Hay & Pasture Grasses
Alfalfa
Cool season perennial grown for feeding livestock as a forage crop. Used for grazing, hay, and silage, as well as a green manure and cover crop. Vernal, Cimarron, Buffalo varieties.
Seeding Rate: 15-20 lbs. per acre / 10-15 in mixes
Bromegrass
Leafy cool season perennial grass best suited for hay or early spring pasture. Drought resistant, high-yielding, sod forming.
Seeding Instructions: 10 lbs alone per acre in early Spring or in the Fall with small grain
Cajun II Endophyte Free Fescue
High yielding, early maturing Endophyte fungus free Fescue for horses and livestock. Affordable non-toxic forage producing option for permanent pasture with cold and heat tolerance.
When to Plant: Early Fall or Spring
Seeding Rate: 25-40 lbs per acre/10-15 in mixes
Crown Vetch
An extremely fast growing, establishing perennial legume used for ground cover, erosion control, and as a green fertilizer crop. It is also used as a bank stabilizer along roads and waterways. Blooms during summer with white-violet blooms. Inoculation and companion crop suggested.

→ Required action
In the hay and pasture grass listing:
(a) What seeding rate per acre is given for alfalfa sown alone?
(b) When should Cajun II Endophyte Free Fescue be planted?
(c) What color are the blooms of crown vetch?

→ Provided material
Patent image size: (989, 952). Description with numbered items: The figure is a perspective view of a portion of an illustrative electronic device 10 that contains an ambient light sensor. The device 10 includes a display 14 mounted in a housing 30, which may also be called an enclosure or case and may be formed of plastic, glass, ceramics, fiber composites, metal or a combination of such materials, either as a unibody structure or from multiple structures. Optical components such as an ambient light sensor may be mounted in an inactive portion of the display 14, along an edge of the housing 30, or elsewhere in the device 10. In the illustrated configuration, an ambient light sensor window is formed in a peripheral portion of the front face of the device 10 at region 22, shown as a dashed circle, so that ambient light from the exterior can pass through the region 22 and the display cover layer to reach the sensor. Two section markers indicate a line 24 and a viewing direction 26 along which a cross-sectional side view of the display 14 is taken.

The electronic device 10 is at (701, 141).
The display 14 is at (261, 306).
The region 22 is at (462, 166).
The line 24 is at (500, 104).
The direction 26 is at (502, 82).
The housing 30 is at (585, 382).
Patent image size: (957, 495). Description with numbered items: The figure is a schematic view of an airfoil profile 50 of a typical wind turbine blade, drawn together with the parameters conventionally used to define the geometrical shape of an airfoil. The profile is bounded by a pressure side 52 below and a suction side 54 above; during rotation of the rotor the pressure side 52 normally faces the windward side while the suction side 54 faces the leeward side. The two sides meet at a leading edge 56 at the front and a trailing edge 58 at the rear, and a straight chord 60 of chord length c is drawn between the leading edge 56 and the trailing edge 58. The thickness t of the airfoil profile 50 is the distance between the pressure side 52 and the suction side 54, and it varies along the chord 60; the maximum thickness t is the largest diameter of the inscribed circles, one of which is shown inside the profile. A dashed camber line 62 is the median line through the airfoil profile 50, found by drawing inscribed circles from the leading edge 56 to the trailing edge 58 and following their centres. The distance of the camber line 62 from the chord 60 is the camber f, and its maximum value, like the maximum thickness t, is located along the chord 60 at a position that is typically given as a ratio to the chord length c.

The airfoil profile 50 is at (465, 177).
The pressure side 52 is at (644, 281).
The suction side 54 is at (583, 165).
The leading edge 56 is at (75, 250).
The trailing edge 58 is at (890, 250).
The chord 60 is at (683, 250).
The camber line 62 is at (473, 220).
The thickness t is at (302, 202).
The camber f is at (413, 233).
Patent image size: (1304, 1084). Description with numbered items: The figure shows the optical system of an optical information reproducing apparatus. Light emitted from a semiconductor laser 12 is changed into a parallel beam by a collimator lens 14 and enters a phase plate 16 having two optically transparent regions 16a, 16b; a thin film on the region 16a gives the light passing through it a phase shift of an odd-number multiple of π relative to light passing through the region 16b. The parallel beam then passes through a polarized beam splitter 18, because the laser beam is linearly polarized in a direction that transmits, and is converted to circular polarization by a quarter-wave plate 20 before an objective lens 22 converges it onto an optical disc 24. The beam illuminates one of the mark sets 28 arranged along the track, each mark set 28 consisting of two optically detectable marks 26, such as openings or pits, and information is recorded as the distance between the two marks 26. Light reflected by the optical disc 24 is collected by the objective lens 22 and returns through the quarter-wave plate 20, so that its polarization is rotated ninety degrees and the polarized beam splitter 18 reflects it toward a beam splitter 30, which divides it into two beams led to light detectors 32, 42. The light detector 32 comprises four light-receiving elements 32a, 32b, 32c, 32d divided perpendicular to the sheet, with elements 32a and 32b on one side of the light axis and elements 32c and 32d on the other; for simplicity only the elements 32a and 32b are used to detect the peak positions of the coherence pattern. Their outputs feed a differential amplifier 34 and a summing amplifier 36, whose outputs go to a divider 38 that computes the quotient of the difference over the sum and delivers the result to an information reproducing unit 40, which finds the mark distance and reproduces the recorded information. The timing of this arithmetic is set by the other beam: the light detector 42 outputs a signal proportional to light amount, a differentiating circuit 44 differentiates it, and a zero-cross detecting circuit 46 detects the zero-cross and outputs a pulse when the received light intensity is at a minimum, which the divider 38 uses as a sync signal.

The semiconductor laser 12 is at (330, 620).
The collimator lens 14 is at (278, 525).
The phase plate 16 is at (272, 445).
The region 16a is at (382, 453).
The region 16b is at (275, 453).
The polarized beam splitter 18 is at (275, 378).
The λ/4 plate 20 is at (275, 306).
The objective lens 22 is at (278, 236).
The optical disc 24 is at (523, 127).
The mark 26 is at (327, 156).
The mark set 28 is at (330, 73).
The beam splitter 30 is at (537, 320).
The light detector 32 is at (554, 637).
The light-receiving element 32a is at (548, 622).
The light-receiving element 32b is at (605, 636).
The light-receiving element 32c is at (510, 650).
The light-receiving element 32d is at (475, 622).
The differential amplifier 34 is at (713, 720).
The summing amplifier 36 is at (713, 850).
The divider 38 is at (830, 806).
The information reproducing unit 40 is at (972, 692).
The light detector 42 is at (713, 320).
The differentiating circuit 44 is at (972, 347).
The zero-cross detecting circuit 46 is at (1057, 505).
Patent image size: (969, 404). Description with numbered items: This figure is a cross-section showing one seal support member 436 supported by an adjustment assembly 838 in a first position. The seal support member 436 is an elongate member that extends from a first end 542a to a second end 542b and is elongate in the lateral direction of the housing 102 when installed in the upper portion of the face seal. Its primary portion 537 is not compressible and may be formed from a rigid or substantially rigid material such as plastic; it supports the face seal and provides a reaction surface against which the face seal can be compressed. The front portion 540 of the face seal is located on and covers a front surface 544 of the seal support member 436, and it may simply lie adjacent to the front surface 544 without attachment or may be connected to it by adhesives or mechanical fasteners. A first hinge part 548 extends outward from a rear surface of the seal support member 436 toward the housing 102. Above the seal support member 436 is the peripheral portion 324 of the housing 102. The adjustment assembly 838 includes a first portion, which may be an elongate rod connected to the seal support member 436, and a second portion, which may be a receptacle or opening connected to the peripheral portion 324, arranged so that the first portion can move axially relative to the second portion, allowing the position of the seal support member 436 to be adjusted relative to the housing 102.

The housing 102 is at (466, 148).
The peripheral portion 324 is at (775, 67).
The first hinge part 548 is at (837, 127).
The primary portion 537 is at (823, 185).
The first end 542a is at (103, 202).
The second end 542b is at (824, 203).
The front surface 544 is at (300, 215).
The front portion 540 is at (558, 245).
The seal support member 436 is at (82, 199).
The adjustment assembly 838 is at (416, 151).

→ Task solution
(a) 15-20 lbs. per acre
(b) Early fall or spring
(c) White-violet